_PROBLEM_:
Look through the data for the string "labels". Copy every line where it is found.

_MATERIAL FOR THE TASK_:
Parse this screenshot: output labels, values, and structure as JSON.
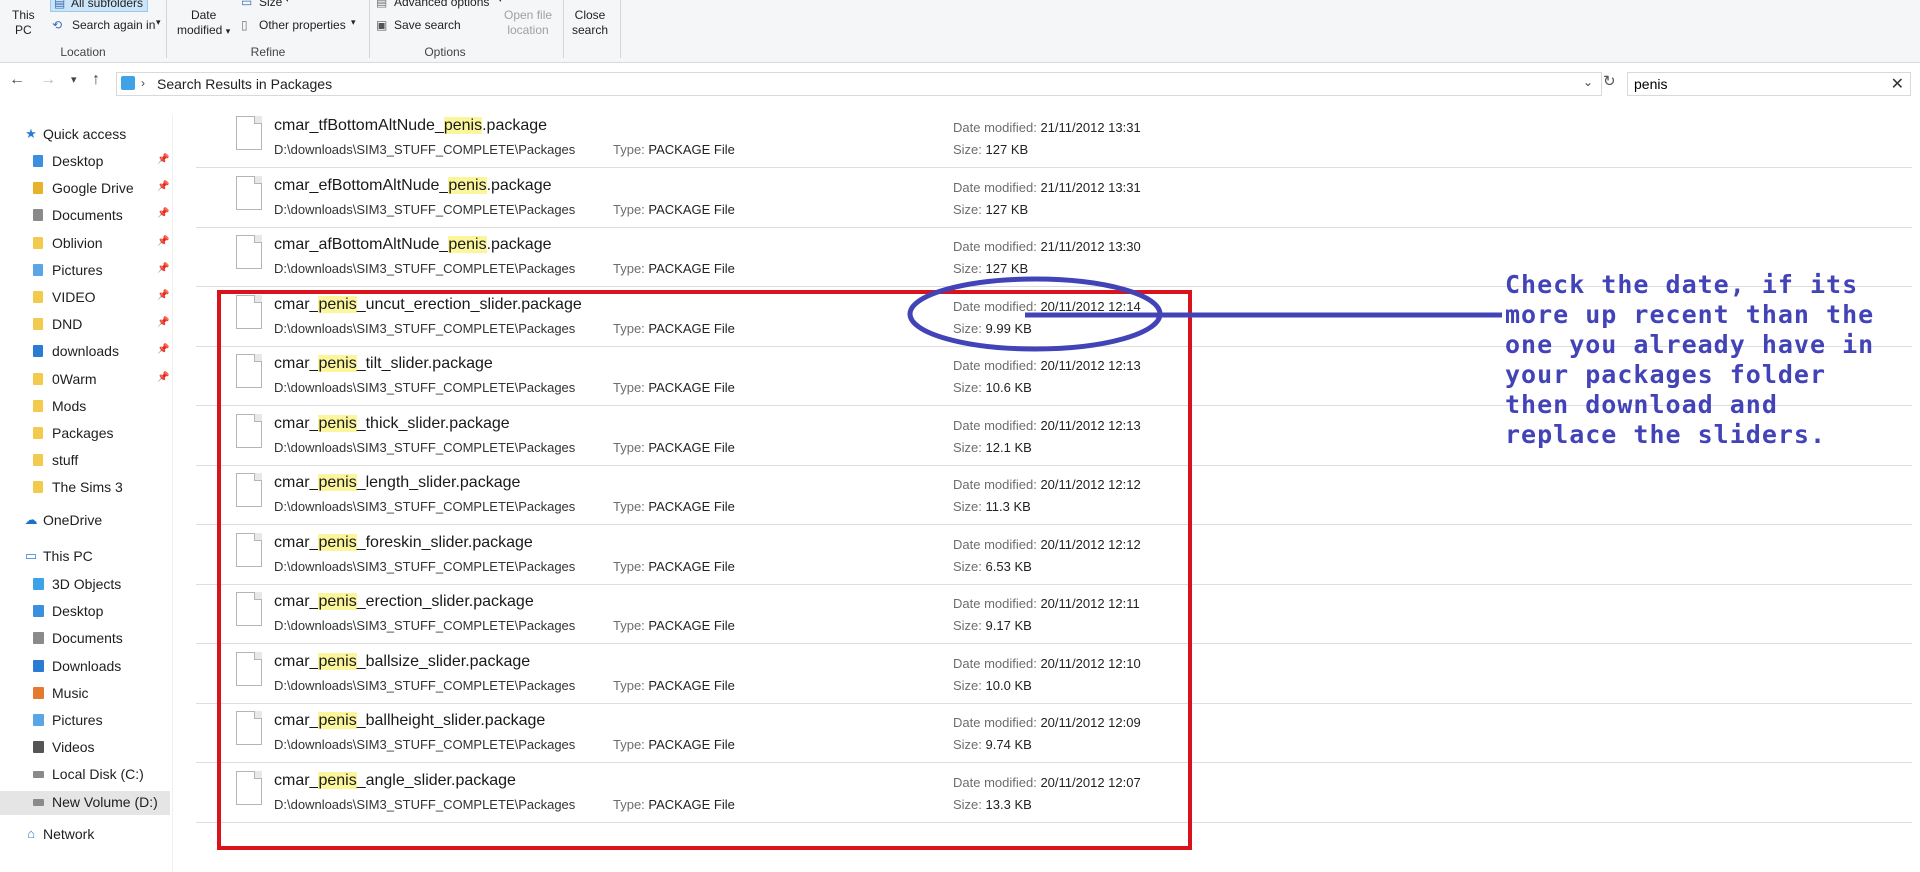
{
  "ribbon": {
    "location": {
      "this_pc_line1": "This",
      "this_pc_line2": "PC",
      "all_subfolders": "All subfolders",
      "search_again_in": "Search again in",
      "group_label": "Location"
    },
    "refine": {
      "date_modified_line1": "Date",
      "date_modified_line2": "modified",
      "size": "Size",
      "other_properties": "Other properties",
      "group_label": "Refine"
    },
    "options": {
      "advanced_options": "Advanced options",
      "save_search": "Save search",
      "open_file_location_line1": "Open file",
      "open_file_location_line2": "location",
      "group_label": "Options"
    },
    "close_search_line1": "Close",
    "close_search_line2": "search"
  },
  "address_bar": {
    "path": "Search Results in Packages",
    "search_value": "penis"
  },
  "sidebar": {
    "quick_access": "Quick access",
    "quick_items": [
      {
        "label": "Desktop",
        "pinned": true
      },
      {
        "label": "Google Drive",
        "pinned": true
      },
      {
        "label": "Documents",
        "pinned": true
      },
      {
        "label": "Oblivion",
        "pinned": true
      },
      {
        "label": "Pictures",
        "pinned": true
      },
      {
        "label": "VIDEO",
        "pinned": true
      },
      {
        "label": "DND",
        "pinned": true
      },
      {
        "label": "downloads",
        "pinned": true
      },
      {
        "label": "0Warm",
        "pinned": true
      },
      {
        "label": "Mods",
        "pinned": false
      },
      {
        "label": "Packages",
        "pinned": false
      },
      {
        "label": "stuff",
        "pinned": false
      },
      {
        "label": "The Sims 3",
        "pinned": false
      }
    ],
    "onedrive": "OneDrive",
    "this_pc": "This PC",
    "pc_items": [
      {
        "label": "3D Objects"
      },
      {
        "label": "Desktop"
      },
      {
        "label": "Documents"
      },
      {
        "label": "Downloads"
      },
      {
        "label": "Music"
      },
      {
        "label": "Pictures"
      },
      {
        "label": "Videos"
      },
      {
        "label": "Local Disk (C:)"
      },
      {
        "label": "New Volume (D:)"
      }
    ],
    "network": "Network"
  },
  "labels": {
    "type_key": "Type:",
    "date_key": "Date modified:",
    "size_key": "Size:"
  },
  "files": [
    {
      "pre": "cmar_tfBottomAltNude_",
      "hl": "penis",
      "post": ".package",
      "path": "D:\\downloads\\SIM3_STUFF_COMPLETE\\Packages",
      "type": "PACKAGE File",
      "date": "21/11/2012 13:31",
      "size": "127 KB"
    },
    {
      "pre": "cmar_efBottomAltNude_",
      "hl": "penis",
      "post": ".package",
      "path": "D:\\downloads\\SIM3_STUFF_COMPLETE\\Packages",
      "type": "PACKAGE File",
      "date": "21/11/2012 13:31",
      "size": "127 KB"
    },
    {
      "pre": "cmar_afBottomAltNude_",
      "hl": "penis",
      "post": ".package",
      "path": "D:\\downloads\\SIM3_STUFF_COMPLETE\\Packages",
      "type": "PACKAGE File",
      "date": "21/11/2012 13:30",
      "size": "127 KB"
    },
    {
      "pre": "cmar_",
      "hl": "penis",
      "post": "_uncut_erection_slider.package",
      "path": "D:\\downloads\\SIM3_STUFF_COMPLETE\\Packages",
      "type": "PACKAGE File",
      "date": "20/11/2012 12:14",
      "size": "9.99 KB"
    },
    {
      "pre": "cmar_",
      "hl": "penis",
      "post": "_tilt_slider.package",
      "path": "D:\\downloads\\SIM3_STUFF_COMPLETE\\Packages",
      "type": "PACKAGE File",
      "date": "20/11/2012 12:13",
      "size": "10.6 KB"
    },
    {
      "pre": "cmar_",
      "hl": "penis",
      "post": "_thick_slider.package",
      "path": "D:\\downloads\\SIM3_STUFF_COMPLETE\\Packages",
      "type": "PACKAGE File",
      "date": "20/11/2012 12:13",
      "size": "12.1 KB"
    },
    {
      "pre": "cmar_",
      "hl": "penis",
      "post": "_length_slider.package",
      "path": "D:\\downloads\\SIM3_STUFF_COMPLETE\\Packages",
      "type": "PACKAGE File",
      "date": "20/11/2012 12:12",
      "size": "11.3 KB"
    },
    {
      "pre": "cmar_",
      "hl": "penis",
      "post": "_foreskin_slider.package",
      "path": "D:\\downloads\\SIM3_STUFF_COMPLETE\\Packages",
      "type": "PACKAGE File",
      "date": "20/11/2012 12:12",
      "size": "6.53 KB"
    },
    {
      "pre": "cmar_",
      "hl": "penis",
      "post": "_erection_slider.package",
      "path": "D:\\downloads\\SIM3_STUFF_COMPLETE\\Packages",
      "type": "PACKAGE File",
      "date": "20/11/2012 12:11",
      "size": "9.17 KB"
    },
    {
      "pre": "cmar_",
      "hl": "penis",
      "post": "_ballsize_slider.package",
      "path": "D:\\downloads\\SIM3_STUFF_COMPLETE\\Packages",
      "type": "PACKAGE File",
      "date": "20/11/2012 12:10",
      "size": "10.0 KB"
    },
    {
      "pre": "cmar_",
      "hl": "penis",
      "post": "_ballheight_slider.package",
      "path": "D:\\downloads\\SIM3_STUFF_COMPLETE\\Packages",
      "type": "PACKAGE File",
      "date": "20/11/2012 12:09",
      "size": "9.74 KB"
    },
    {
      "pre": "cmar_",
      "hl": "penis",
      "post": "_angle_slider.package",
      "path": "D:\\downloads\\SIM3_STUFF_COMPLETE\\Packages",
      "type": "PACKAGE File",
      "date": "20/11/2012 12:07",
      "size": "13.3 KB"
    }
  ],
  "annotation": {
    "lines": [
      "Check the date, if its",
      "more up recent than the",
      "one you already have in",
      "your packages folder",
      "then download and",
      "replace the sliders."
    ],
    "color": "#4343b8",
    "box_color": "#d9131b"
  }
}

_WRITTEN ANSWER_:
Parse this screenshot: output labels, values, and structure as JSON.
  "labels": {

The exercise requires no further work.